■ WHAT THE TASK ASKS
Print all of the lines exactly. Any picture among them stays out.

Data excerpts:

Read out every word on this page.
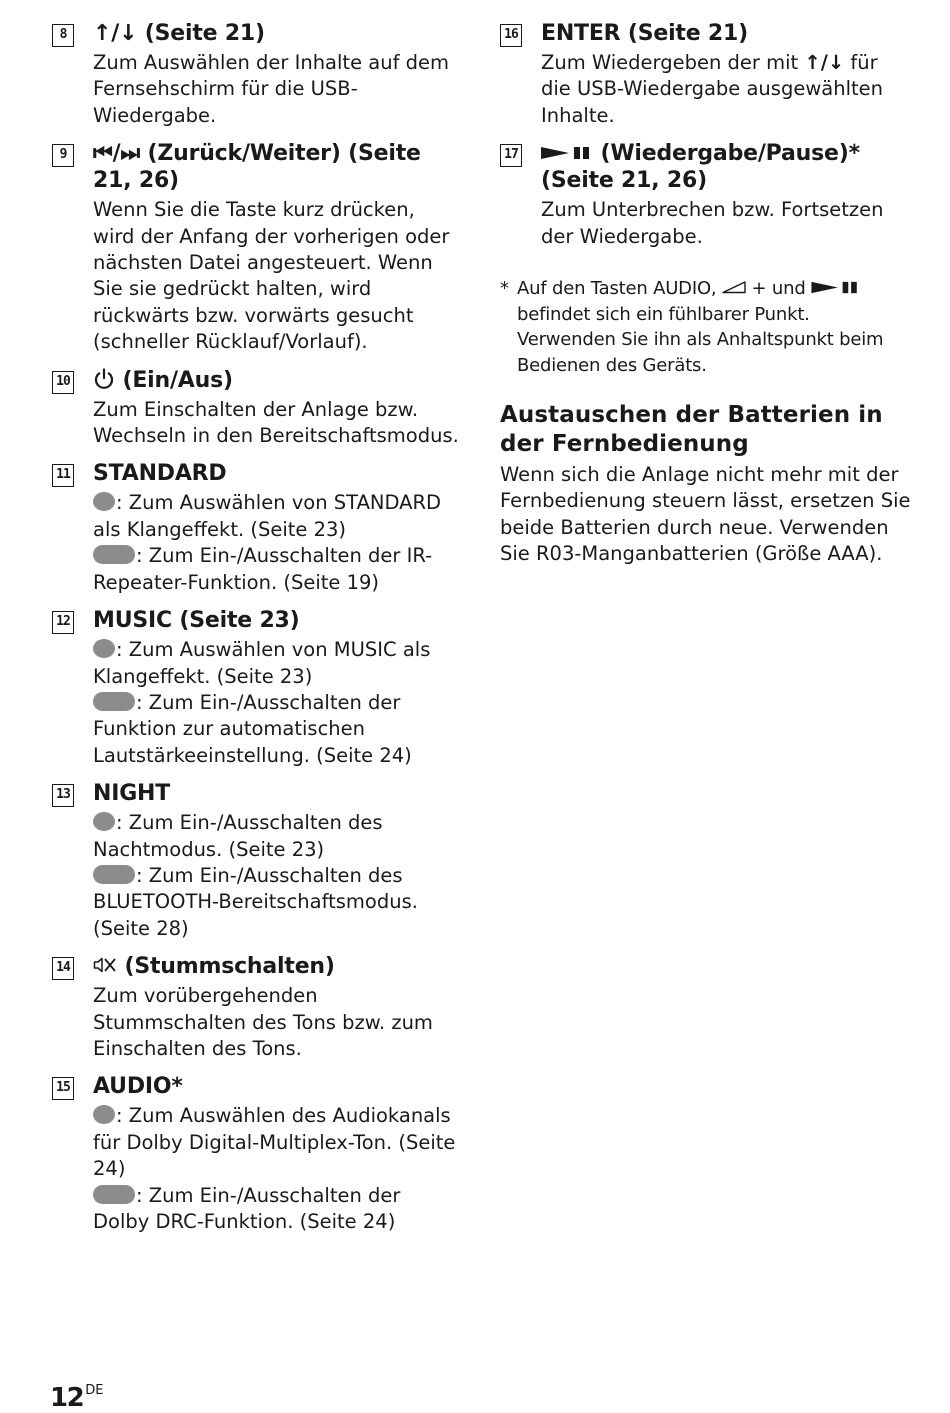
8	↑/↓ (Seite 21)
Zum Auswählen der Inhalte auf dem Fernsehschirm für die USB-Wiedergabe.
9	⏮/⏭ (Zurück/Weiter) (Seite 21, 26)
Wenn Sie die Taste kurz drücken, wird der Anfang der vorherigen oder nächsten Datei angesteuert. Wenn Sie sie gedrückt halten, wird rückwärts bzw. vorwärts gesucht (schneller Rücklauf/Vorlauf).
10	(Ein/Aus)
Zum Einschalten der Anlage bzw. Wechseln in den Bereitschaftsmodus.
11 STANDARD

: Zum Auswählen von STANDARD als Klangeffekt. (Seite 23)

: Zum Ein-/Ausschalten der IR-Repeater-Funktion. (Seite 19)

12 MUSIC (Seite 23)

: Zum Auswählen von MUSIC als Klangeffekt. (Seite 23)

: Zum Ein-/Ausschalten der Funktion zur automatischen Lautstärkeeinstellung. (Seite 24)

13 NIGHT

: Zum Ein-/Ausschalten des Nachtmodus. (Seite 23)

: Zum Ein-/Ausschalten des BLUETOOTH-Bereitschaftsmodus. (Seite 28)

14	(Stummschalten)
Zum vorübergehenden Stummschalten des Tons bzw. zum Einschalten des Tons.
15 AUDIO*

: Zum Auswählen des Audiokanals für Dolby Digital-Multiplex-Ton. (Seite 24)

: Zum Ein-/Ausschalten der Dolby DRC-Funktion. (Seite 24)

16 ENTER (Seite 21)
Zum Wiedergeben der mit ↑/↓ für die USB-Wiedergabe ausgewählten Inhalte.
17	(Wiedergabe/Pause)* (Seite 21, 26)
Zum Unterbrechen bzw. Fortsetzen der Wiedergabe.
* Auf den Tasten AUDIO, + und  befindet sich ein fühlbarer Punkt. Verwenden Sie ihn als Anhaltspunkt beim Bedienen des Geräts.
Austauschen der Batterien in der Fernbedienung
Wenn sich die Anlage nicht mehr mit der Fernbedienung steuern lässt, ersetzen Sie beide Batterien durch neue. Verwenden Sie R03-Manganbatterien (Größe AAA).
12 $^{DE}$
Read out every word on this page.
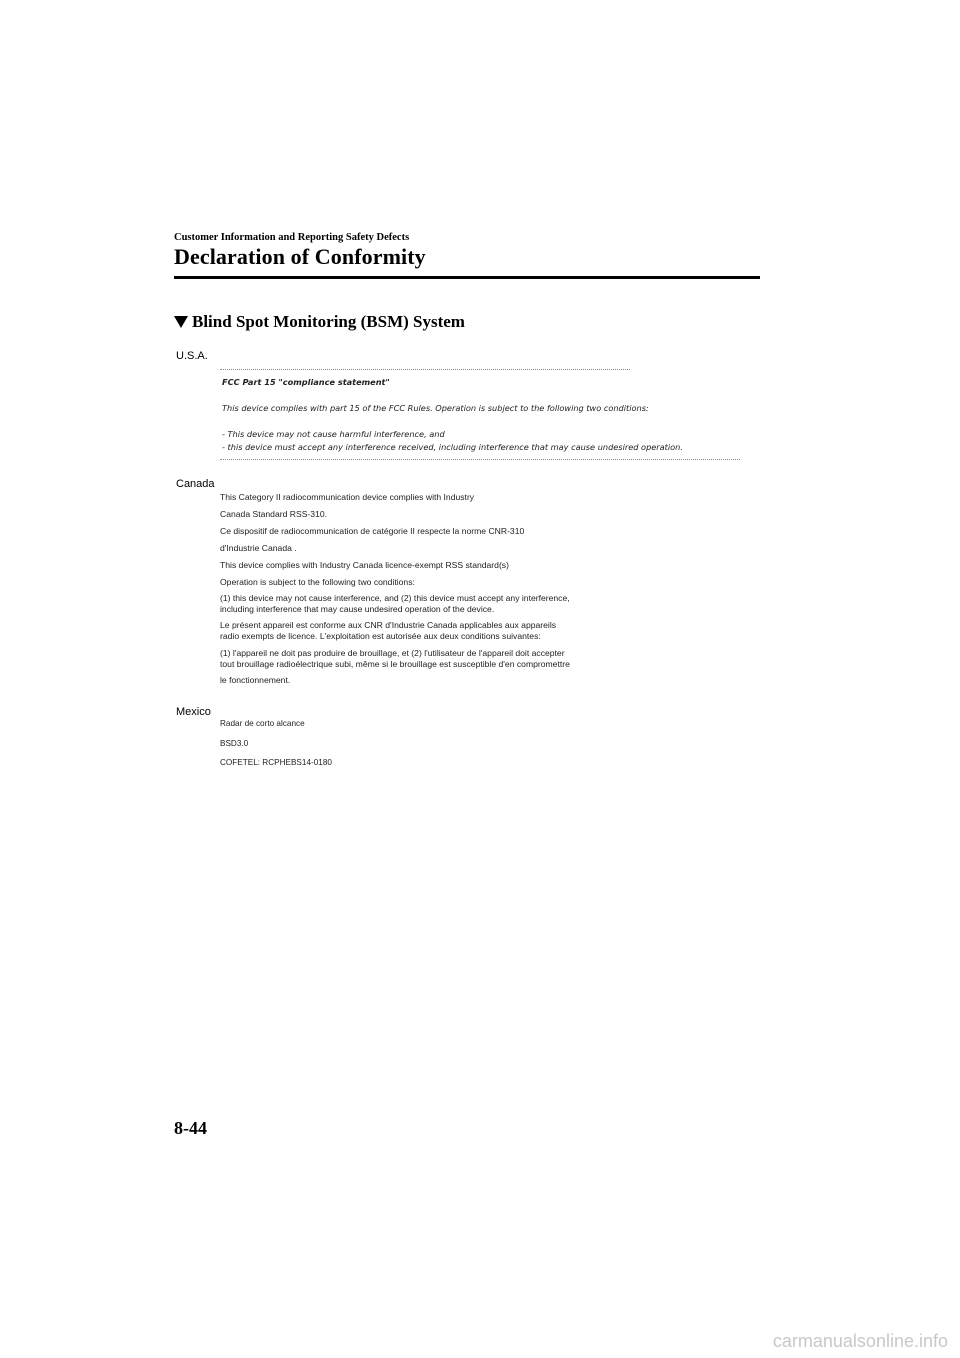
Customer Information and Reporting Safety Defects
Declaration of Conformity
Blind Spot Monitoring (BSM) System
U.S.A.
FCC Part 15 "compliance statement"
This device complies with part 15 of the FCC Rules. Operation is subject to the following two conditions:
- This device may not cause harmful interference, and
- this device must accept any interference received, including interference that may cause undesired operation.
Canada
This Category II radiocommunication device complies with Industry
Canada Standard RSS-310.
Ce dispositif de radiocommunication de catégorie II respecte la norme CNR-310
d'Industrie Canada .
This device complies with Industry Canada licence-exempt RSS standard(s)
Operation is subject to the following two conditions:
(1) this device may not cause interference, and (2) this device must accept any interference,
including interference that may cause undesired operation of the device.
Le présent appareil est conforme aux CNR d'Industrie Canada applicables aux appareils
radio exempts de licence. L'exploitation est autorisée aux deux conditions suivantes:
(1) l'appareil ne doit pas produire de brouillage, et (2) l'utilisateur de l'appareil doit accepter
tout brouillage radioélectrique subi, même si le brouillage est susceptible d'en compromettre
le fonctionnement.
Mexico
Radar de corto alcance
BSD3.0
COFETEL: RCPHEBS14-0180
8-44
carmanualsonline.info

■ RESPONSE FOR THIS EXERCISE
Read out every word on this page.
8	↑/↓ (Seite 21)
Zum Auswählen der Inhalte auf dem Fernsehschirm für die USB-Wiedergabe.
9	⏮/⏭ (Zurück/Weiter) (Seite 21, 26)
Wenn Sie die Taste kurz drücken, wird der Anfang der vorherigen oder nächsten Datei angesteuert. Wenn Sie sie gedrückt halten, wird rückwärts bzw. vorwärts gesucht (schneller Rücklauf/Vorlauf).
10	(Ein/Aus)
Zum Einschalten der Anlage bzw. Wechseln in den Bereitschaftsmodus.
11 STANDARD

: Zum Auswählen von STANDARD als Klangeffekt. (Seite 23)

: Zum Ein-/Ausschalten der IR-Repeater-Funktion. (Seite 19)

12 MUSIC (Seite 23)

: Zum Auswählen von MUSIC als Klangeffekt. (Seite 23)

: Zum Ein-/Ausschalten der Funktion zur automatischen Lautstärkeeinstellung. (Seite 24)

13 NIGHT

: Zum Ein-/Ausschalten des Nachtmodus. (Seite 23)

: Zum Ein-/Ausschalten des BLUETOOTH-Bereitschaftsmodus. (Seite 28)

14	(Stummschalten)
Zum vorübergehenden Stummschalten des Tons bzw. zum Einschalten des Tons.
15 AUDIO*

: Zum Auswählen des Audiokanals für Dolby Digital-Multiplex-Ton. (Seite 24)

: Zum Ein-/Ausschalten der Dolby DRC-Funktion. (Seite 24)

16 ENTER (Seite 21)
Zum Wiedergeben der mit ↑/↓ für die USB-Wiedergabe ausgewählten Inhalte.
17	(Wiedergabe/Pause)* (Seite 21, 26)
Zum Unterbrechen bzw. Fortsetzen der Wiedergabe.
* Auf den Tasten AUDIO, + und  befindet sich ein fühlbarer Punkt. Verwenden Sie ihn als Anhaltspunkt beim Bedienen des Geräts.
Austauschen der Batterien in der Fernbedienung
Wenn sich die Anlage nicht mehr mit der Fernbedienung steuern lässt, ersetzen Sie beide Batterien durch neue. Verwenden Sie R03-Manganbatterien (Größe AAA).
12 $^{DE}$
Read out every word on this page.
Customer Information and Reporting Safety Defects
Declaration of Conformity
Blind Spot Monitoring (BSM) System
U.S.A.
FCC Part 15 "compliance statement"
This device complies with part 15 of the FCC Rules. Operation is subject to the following two conditions:
- This device may not cause harmful interference, and
- this device must accept any interference received, including interference that may cause undesired operation.
Canada
This Category II radiocommunication device complies with Industry
Canada Standard RSS-310.
Ce dispositif de radiocommunication de catégorie II respecte la norme CNR-310
d'Industrie Canada .
This device complies with Industry Canada licence-exempt RSS standard(s)
Operation is subject to the following two conditions:
(1) this device may not cause interference, and (2) this device must accept any interference,
including interference that may cause undesired operation of the device.
Le présent appareil est conforme aux CNR d'Industrie Canada applicables aux appareils
radio exempts de licence. L'exploitation est autorisée aux deux conditions suivantes:
(1) l'appareil ne doit pas produire de brouillage, et (2) l'utilisateur de l'appareil doit accepter
tout brouillage radioélectrique subi, même si le brouillage est susceptible d'en compromettre
le fonctionnement.
Mexico
Radar de corto alcance
BSD3.0
COFETEL: RCPHEBS14-0180
8-44
carmanualsonline.info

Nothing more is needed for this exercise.